Work required = Each entry below should be written out exactly as it is, with no pictures.

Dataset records
-- Begin --

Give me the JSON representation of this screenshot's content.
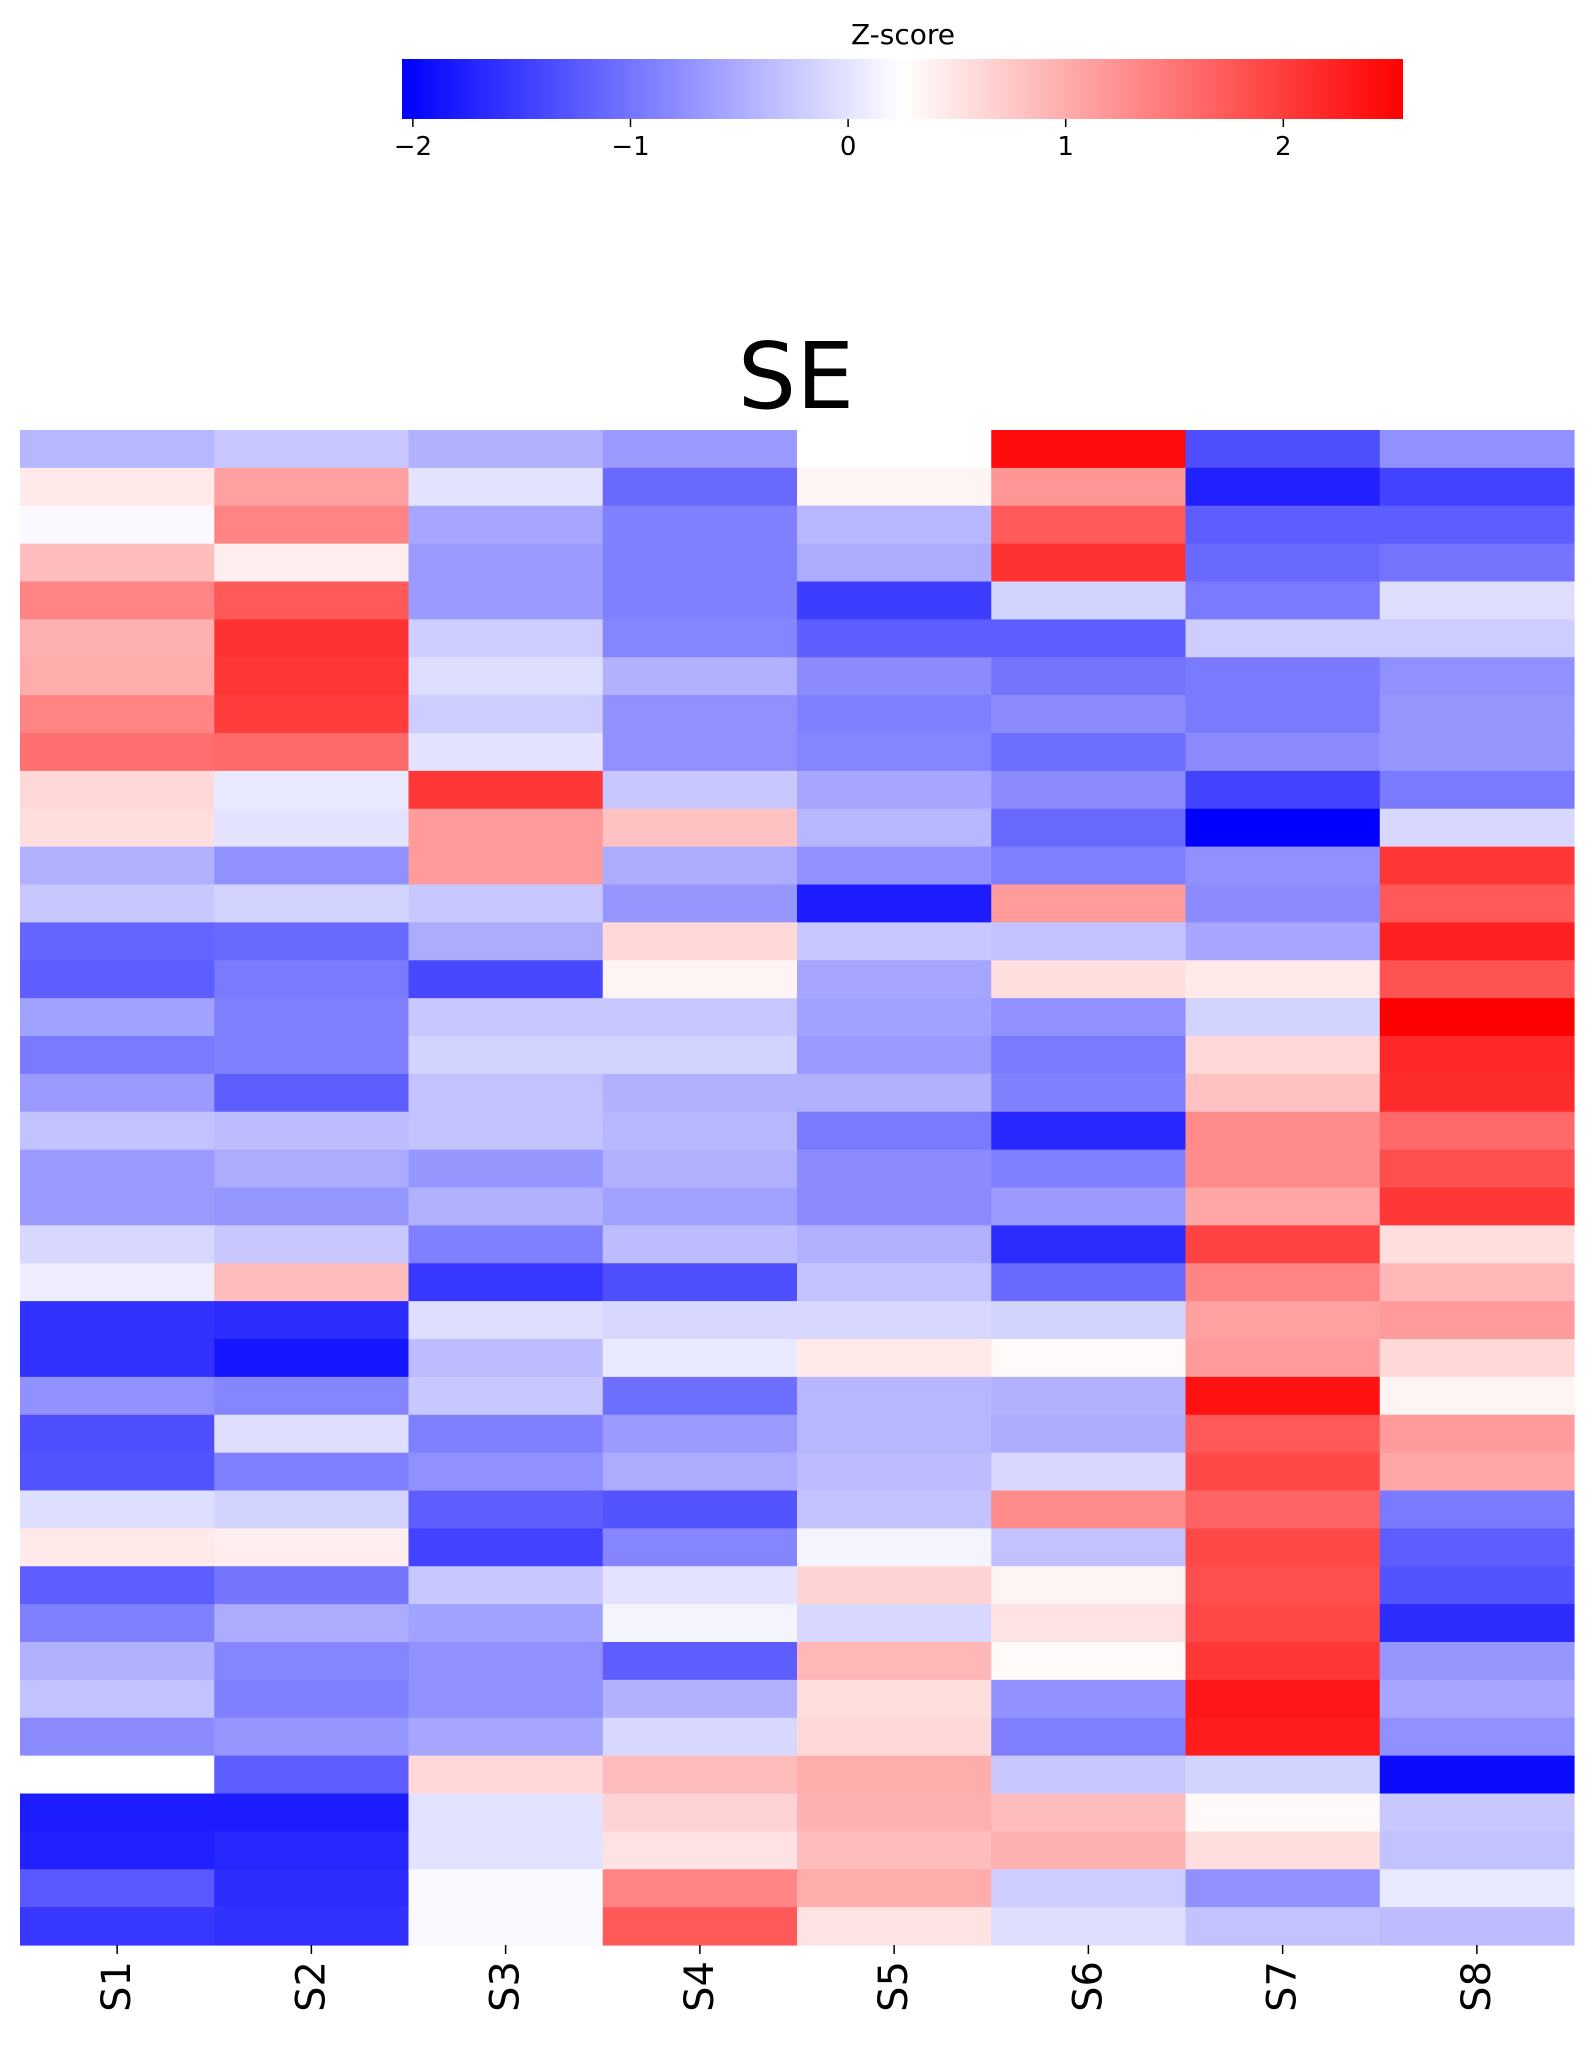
{
  "chart_data": {
    "type": "heatmap",
    "title": "SE",
    "colorbar": {
      "label": "Z-score",
      "range": [
        -2.05,
        2.55
      ],
      "ticks": [
        -2,
        -1,
        0,
        1,
        2
      ],
      "tick_labels": [
        "−2",
        "−1",
        "0",
        "1",
        "2"
      ],
      "placement": "top",
      "colors": {
        "low": "#0000ff",
        "mid": "#ffffff",
        "high": "#ff0000"
      }
    },
    "columns": [
      "S1",
      "S2",
      "S3",
      "S4",
      "S5",
      "S6",
      "S7",
      "S8"
    ],
    "grid": false,
    "values": [
      [
        -0.4,
        -0.25,
        -0.45,
        -0.65,
        0.25,
        2.45,
        -1.35,
        -0.75
      ],
      [
        0.45,
        1.1,
        0.0,
        -1.1,
        0.35,
        1.2,
        -1.75,
        -1.45
      ],
      [
        0.2,
        1.35,
        -0.55,
        -0.9,
        -0.4,
        1.75,
        -1.2,
        -1.2
      ],
      [
        0.85,
        0.4,
        -0.65,
        -0.9,
        -0.5,
        2.1,
        -1.1,
        -1.0
      ],
      [
        1.35,
        1.75,
        -0.65,
        -0.9,
        -1.5,
        -0.15,
        -0.95,
        -0.05
      ],
      [
        0.95,
        2.1,
        -0.2,
        -0.85,
        -1.2,
        -1.2,
        -0.2,
        -0.2
      ],
      [
        1.0,
        2.05,
        -0.05,
        -0.45,
        -0.8,
        -1.0,
        -0.95,
        -0.75
      ],
      [
        1.35,
        2.0,
        -0.2,
        -0.75,
        -0.9,
        -0.8,
        -0.95,
        -0.7
      ],
      [
        1.55,
        1.6,
        0.0,
        -0.75,
        -0.85,
        -1.05,
        -0.8,
        -0.7
      ],
      [
        0.6,
        0.05,
        2.05,
        -0.25,
        -0.55,
        -0.8,
        -1.45,
        -0.95
      ],
      [
        0.55,
        0.0,
        1.15,
        0.8,
        -0.4,
        -1.1,
        -2.05,
        -0.1
      ],
      [
        -0.45,
        -0.75,
        1.15,
        -0.5,
        -0.75,
        -0.9,
        -0.75,
        2.05
      ],
      [
        -0.25,
        -0.15,
        -0.25,
        -0.7,
        -1.8,
        1.15,
        -0.8,
        1.75
      ],
      [
        -1.15,
        -1.1,
        -0.5,
        0.6,
        -0.25,
        -0.3,
        -0.55,
        2.25
      ],
      [
        -1.2,
        -0.95,
        -1.4,
        0.35,
        -0.55,
        0.55,
        0.45,
        1.8
      ],
      [
        -0.6,
        -0.9,
        -0.25,
        -0.25,
        -0.6,
        -0.75,
        -0.15,
        2.55
      ],
      [
        -0.95,
        -0.9,
        -0.15,
        -0.15,
        -0.65,
        -0.95,
        0.6,
        2.2
      ],
      [
        -0.65,
        -1.2,
        -0.3,
        -0.45,
        -0.45,
        -0.9,
        0.8,
        2.15
      ],
      [
        -0.3,
        -0.35,
        -0.3,
        -0.4,
        -0.95,
        -1.7,
        1.3,
        1.6
      ],
      [
        -0.65,
        -0.5,
        -0.7,
        -0.45,
        -0.8,
        -0.9,
        1.3,
        1.85
      ],
      [
        -0.65,
        -0.7,
        -0.45,
        -0.6,
        -0.8,
        -0.65,
        1.05,
        2.05
      ],
      [
        -0.1,
        -0.25,
        -0.9,
        -0.35,
        -0.45,
        -1.65,
        1.95,
        0.55
      ],
      [
        0.1,
        0.85,
        -1.55,
        -1.35,
        -0.3,
        -1.1,
        1.35,
        0.9
      ],
      [
        -1.6,
        -1.65,
        -0.05,
        -0.1,
        -0.1,
        -0.15,
        1.1,
        1.15
      ],
      [
        -1.6,
        -1.85,
        -0.35,
        0.05,
        0.45,
        0.3,
        1.15,
        0.6
      ],
      [
        -0.75,
        -0.85,
        -0.25,
        -1.05,
        -0.4,
        -0.45,
        2.4,
        0.35
      ],
      [
        -1.35,
        -0.05,
        -0.9,
        -0.65,
        -0.4,
        -0.5,
        1.75,
        1.15
      ],
      [
        -1.3,
        -0.9,
        -0.75,
        -0.5,
        -0.35,
        -0.1,
        1.9,
        1.05
      ],
      [
        -0.05,
        -0.15,
        -1.2,
        -1.3,
        -0.3,
        1.3,
        1.65,
        -0.95
      ],
      [
        0.45,
        0.4,
        -1.45,
        -0.85,
        0.15,
        -0.3,
        1.9,
        -1.2
      ],
      [
        -1.2,
        -1.0,
        -0.25,
        0.0,
        0.65,
        0.35,
        1.85,
        -1.3
      ],
      [
        -0.9,
        -0.5,
        -0.6,
        0.15,
        -0.1,
        0.5,
        1.9,
        -1.65
      ],
      [
        -0.45,
        -0.85,
        -0.75,
        -1.2,
        0.9,
        0.3,
        2.05,
        -0.7
      ],
      [
        -0.3,
        -0.9,
        -0.75,
        -0.45,
        0.55,
        -0.75,
        2.35,
        -0.55
      ],
      [
        -0.8,
        -0.7,
        -0.55,
        -0.1,
        0.6,
        -0.9,
        2.3,
        -0.75
      ],
      [
        0.25,
        -1.2,
        0.6,
        0.85,
        1.0,
        -0.25,
        -0.15,
        -1.95
      ],
      [
        -1.8,
        -1.8,
        0.0,
        0.65,
        0.95,
        0.85,
        0.3,
        -0.25
      ],
      [
        -1.75,
        -1.7,
        0.0,
        0.5,
        0.85,
        0.95,
        0.55,
        -0.3
      ],
      [
        -1.25,
        -1.65,
        0.2,
        1.35,
        1.0,
        -0.2,
        -0.75,
        0.05
      ],
      [
        -1.55,
        -1.6,
        0.2,
        1.75,
        0.5,
        -0.05,
        -0.3,
        -0.35
      ]
    ]
  }
}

-- End --

Full answer =
Give me the JSON representation of this screenshot's content.
{
  "chart_data": {
    "type": "heatmap",
    "title": "SE",
    "colorbar": {
      "label": "Z-score",
      "range": [
        -2.05,
        2.55
      ],
      "ticks": [
        -2,
        -1,
        0,
        1,
        2
      ],
      "tick_labels": [
        "−2",
        "−1",
        "0",
        "1",
        "2"
      ],
      "placement": "top",
      "colors": {
        "low": "#0000ff",
        "mid": "#ffffff",
        "high": "#ff0000"
      }
    },
    "columns": [
      "S1",
      "S2",
      "S3",
      "S4",
      "S5",
      "S6",
      "S7",
      "S8"
    ],
    "grid": false,
    "values": [
      [
        -0.4,
        -0.25,
        -0.45,
        -0.65,
        0.25,
        2.45,
        -1.35,
        -0.75
      ],
      [
        0.45,
        1.1,
        0.0,
        -1.1,
        0.35,
        1.2,
        -1.75,
        -1.45
      ],
      [
        0.2,
        1.35,
        -0.55,
        -0.9,
        -0.4,
        1.75,
        -1.2,
        -1.2
      ],
      [
        0.85,
        0.4,
        -0.65,
        -0.9,
        -0.5,
        2.1,
        -1.1,
        -1.0
      ],
      [
        1.35,
        1.75,
        -0.65,
        -0.9,
        -1.5,
        -0.15,
        -0.95,
        -0.05
      ],
      [
        0.95,
        2.1,
        -0.2,
        -0.85,
        -1.2,
        -1.2,
        -0.2,
        -0.2
      ],
      [
        1.0,
        2.05,
        -0.05,
        -0.45,
        -0.8,
        -1.0,
        -0.95,
        -0.75
      ],
      [
        1.35,
        2.0,
        -0.2,
        -0.75,
        -0.9,
        -0.8,
        -0.95,
        -0.7
      ],
      [
        1.55,
        1.6,
        0.0,
        -0.75,
        -0.85,
        -1.05,
        -0.8,
        -0.7
      ],
      [
        0.6,
        0.05,
        2.05,
        -0.25,
        -0.55,
        -0.8,
        -1.45,
        -0.95
      ],
      [
        0.55,
        0.0,
        1.15,
        0.8,
        -0.4,
        -1.1,
        -2.05,
        -0.1
      ],
      [
        -0.45,
        -0.75,
        1.15,
        -0.5,
        -0.75,
        -0.9,
        -0.75,
        2.05
      ],
      [
        -0.25,
        -0.15,
        -0.25,
        -0.7,
        -1.8,
        1.15,
        -0.8,
        1.75
      ],
      [
        -1.15,
        -1.1,
        -0.5,
        0.6,
        -0.25,
        -0.3,
        -0.55,
        2.25
      ],
      [
        -1.2,
        -0.95,
        -1.4,
        0.35,
        -0.55,
        0.55,
        0.45,
        1.8
      ],
      [
        -0.6,
        -0.9,
        -0.25,
        -0.25,
        -0.6,
        -0.75,
        -0.15,
        2.55
      ],
      [
        -0.95,
        -0.9,
        -0.15,
        -0.15,
        -0.65,
        -0.95,
        0.6,
        2.2
      ],
      [
        -0.65,
        -1.2,
        -0.3,
        -0.45,
        -0.45,
        -0.9,
        0.8,
        2.15
      ],
      [
        -0.3,
        -0.35,
        -0.3,
        -0.4,
        -0.95,
        -1.7,
        1.3,
        1.6
      ],
      [
        -0.65,
        -0.5,
        -0.7,
        -0.45,
        -0.8,
        -0.9,
        1.3,
        1.85
      ],
      [
        -0.65,
        -0.7,
        -0.45,
        -0.6,
        -0.8,
        -0.65,
        1.05,
        2.05
      ],
      [
        -0.1,
        -0.25,
        -0.9,
        -0.35,
        -0.45,
        -1.65,
        1.95,
        0.55
      ],
      [
        0.1,
        0.85,
        -1.55,
        -1.35,
        -0.3,
        -1.1,
        1.35,
        0.9
      ],
      [
        -1.6,
        -1.65,
        -0.05,
        -0.1,
        -0.1,
        -0.15,
        1.1,
        1.15
      ],
      [
        -1.6,
        -1.85,
        -0.35,
        0.05,
        0.45,
        0.3,
        1.15,
        0.6
      ],
      [
        -0.75,
        -0.85,
        -0.25,
        -1.05,
        -0.4,
        -0.45,
        2.4,
        0.35
      ],
      [
        -1.35,
        -0.05,
        -0.9,
        -0.65,
        -0.4,
        -0.5,
        1.75,
        1.15
      ],
      [
        -1.3,
        -0.9,
        -0.75,
        -0.5,
        -0.35,
        -0.1,
        1.9,
        1.05
      ],
      [
        -0.05,
        -0.15,
        -1.2,
        -1.3,
        -0.3,
        1.3,
        1.65,
        -0.95
      ],
      [
        0.45,
        0.4,
        -1.45,
        -0.85,
        0.15,
        -0.3,
        1.9,
        -1.2
      ],
      [
        -1.2,
        -1.0,
        -0.25,
        0.0,
        0.65,
        0.35,
        1.85,
        -1.3
      ],
      [
        -0.9,
        -0.5,
        -0.6,
        0.15,
        -0.1,
        0.5,
        1.9,
        -1.65
      ],
      [
        -0.45,
        -0.85,
        -0.75,
        -1.2,
        0.9,
        0.3,
        2.05,
        -0.7
      ],
      [
        -0.3,
        -0.9,
        -0.75,
        -0.45,
        0.55,
        -0.75,
        2.35,
        -0.55
      ],
      [
        -0.8,
        -0.7,
        -0.55,
        -0.1,
        0.6,
        -0.9,
        2.3,
        -0.75
      ],
      [
        0.25,
        -1.2,
        0.6,
        0.85,
        1.0,
        -0.25,
        -0.15,
        -1.95
      ],
      [
        -1.8,
        -1.8,
        0.0,
        0.65,
        0.95,
        0.85,
        0.3,
        -0.25
      ],
      [
        -1.75,
        -1.7,
        0.0,
        0.5,
        0.85,
        0.95,
        0.55,
        -0.3
      ],
      [
        -1.25,
        -1.65,
        0.2,
        1.35,
        1.0,
        -0.2,
        -0.75,
        0.05
      ],
      [
        -1.55,
        -1.6,
        0.2,
        1.75,
        0.5,
        -0.05,
        -0.3,
        -0.35
      ]
    ]
  }
}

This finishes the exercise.